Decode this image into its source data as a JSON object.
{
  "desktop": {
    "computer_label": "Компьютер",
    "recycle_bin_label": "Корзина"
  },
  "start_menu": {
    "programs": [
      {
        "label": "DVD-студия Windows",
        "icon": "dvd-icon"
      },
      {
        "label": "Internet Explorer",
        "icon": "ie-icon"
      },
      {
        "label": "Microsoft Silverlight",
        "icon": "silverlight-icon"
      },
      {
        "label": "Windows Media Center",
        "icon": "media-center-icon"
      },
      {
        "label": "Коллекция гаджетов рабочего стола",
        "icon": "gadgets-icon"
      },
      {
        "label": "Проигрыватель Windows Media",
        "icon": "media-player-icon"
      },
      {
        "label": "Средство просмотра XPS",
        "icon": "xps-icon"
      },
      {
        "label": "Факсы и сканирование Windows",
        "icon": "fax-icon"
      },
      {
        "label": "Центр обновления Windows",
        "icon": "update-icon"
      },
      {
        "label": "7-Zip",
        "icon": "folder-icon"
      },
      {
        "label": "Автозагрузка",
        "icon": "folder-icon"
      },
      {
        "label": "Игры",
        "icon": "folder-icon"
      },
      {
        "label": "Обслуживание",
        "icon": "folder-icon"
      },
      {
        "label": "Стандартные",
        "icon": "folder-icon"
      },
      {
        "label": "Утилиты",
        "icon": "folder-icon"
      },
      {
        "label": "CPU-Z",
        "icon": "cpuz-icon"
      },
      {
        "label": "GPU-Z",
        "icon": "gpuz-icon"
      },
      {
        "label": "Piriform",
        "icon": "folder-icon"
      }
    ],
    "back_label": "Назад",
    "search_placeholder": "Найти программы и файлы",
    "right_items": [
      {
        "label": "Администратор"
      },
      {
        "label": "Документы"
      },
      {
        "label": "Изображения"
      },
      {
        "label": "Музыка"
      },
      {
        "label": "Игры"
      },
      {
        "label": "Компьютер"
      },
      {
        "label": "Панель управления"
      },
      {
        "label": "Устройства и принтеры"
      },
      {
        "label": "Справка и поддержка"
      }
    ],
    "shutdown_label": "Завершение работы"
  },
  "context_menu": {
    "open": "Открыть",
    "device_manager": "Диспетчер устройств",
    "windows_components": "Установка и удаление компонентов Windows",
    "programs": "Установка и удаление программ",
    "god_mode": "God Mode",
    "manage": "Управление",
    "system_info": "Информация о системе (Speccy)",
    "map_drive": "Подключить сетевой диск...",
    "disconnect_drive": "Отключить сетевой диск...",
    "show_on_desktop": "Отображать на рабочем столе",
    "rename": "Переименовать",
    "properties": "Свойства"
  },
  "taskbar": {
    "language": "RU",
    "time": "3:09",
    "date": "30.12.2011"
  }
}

Written problem: Every record above must be duplicated exactly.

Result for this exercise:
Decode this image into its source data as a JSON object.
{
  "desktop": {
    "computer_label": "Компьютер",
    "recycle_bin_label": "Корзина"
  },
  "start_menu": {
    "programs": [
      {
        "label": "DVD-студия Windows",
        "icon": "dvd-icon"
      },
      {
        "label": "Internet Explorer",
        "icon": "ie-icon"
      },
      {
        "label": "Microsoft Silverlight",
        "icon": "silverlight-icon"
      },
      {
        "label": "Windows Media Center",
        "icon": "media-center-icon"
      },
      {
        "label": "Коллекция гаджетов рабочего стола",
        "icon": "gadgets-icon"
      },
      {
        "label": "Проигрыватель Windows Media",
        "icon": "media-player-icon"
      },
      {
        "label": "Средство просмотра XPS",
        "icon": "xps-icon"
      },
      {
        "label": "Факсы и сканирование Windows",
        "icon": "fax-icon"
      },
      {
        "label": "Центр обновления Windows",
        "icon": "update-icon"
      },
      {
        "label": "7-Zip",
        "icon": "folder-icon"
      },
      {
        "label": "Автозагрузка",
        "icon": "folder-icon"
      },
      {
        "label": "Игры",
        "icon": "folder-icon"
      },
      {
        "label": "Обслуживание",
        "icon": "folder-icon"
      },
      {
        "label": "Стандартные",
        "icon": "folder-icon"
      },
      {
        "label": "Утилиты",
        "icon": "folder-icon"
      },
      {
        "label": "CPU-Z",
        "icon": "cpuz-icon"
      },
      {
        "label": "GPU-Z",
        "icon": "gpuz-icon"
      },
      {
        "label": "Piriform",
        "icon": "folder-icon"
      }
    ],
    "back_label": "Назад",
    "search_placeholder": "Найти программы и файлы",
    "right_items": [
      {
        "label": "Администратор"
      },
      {
        "label": "Документы"
      },
      {
        "label": "Изображения"
      },
      {
        "label": "Музыка"
      },
      {
        "label": "Игры"
      },
      {
        "label": "Компьютер"
      },
      {
        "label": "Панель управления"
      },
      {
        "label": "Устройства и принтеры"
      },
      {
        "label": "Справка и поддержка"
      }
    ],
    "shutdown_label": "Завершение работы"
  },
  "context_menu": {
    "open": "Открыть",
    "device_manager": "Диспетчер устройств",
    "windows_components": "Установка и удаление компонентов Windows",
    "programs": "Установка и удаление программ",
    "god_mode": "God Mode",
    "manage": "Управление",
    "system_info": "Информация о системе (Speccy)",
    "map_drive": "Подключить сетевой диск...",
    "disconnect_drive": "Отключить сетевой диск...",
    "show_on_desktop": "Отображать на рабочем столе",
    "rename": "Переименовать",
    "properties": "Свойства"
  },
  "taskbar": {
    "language": "RU",
    "time": "3:09",
    "date": "30.12.2011"
  }
}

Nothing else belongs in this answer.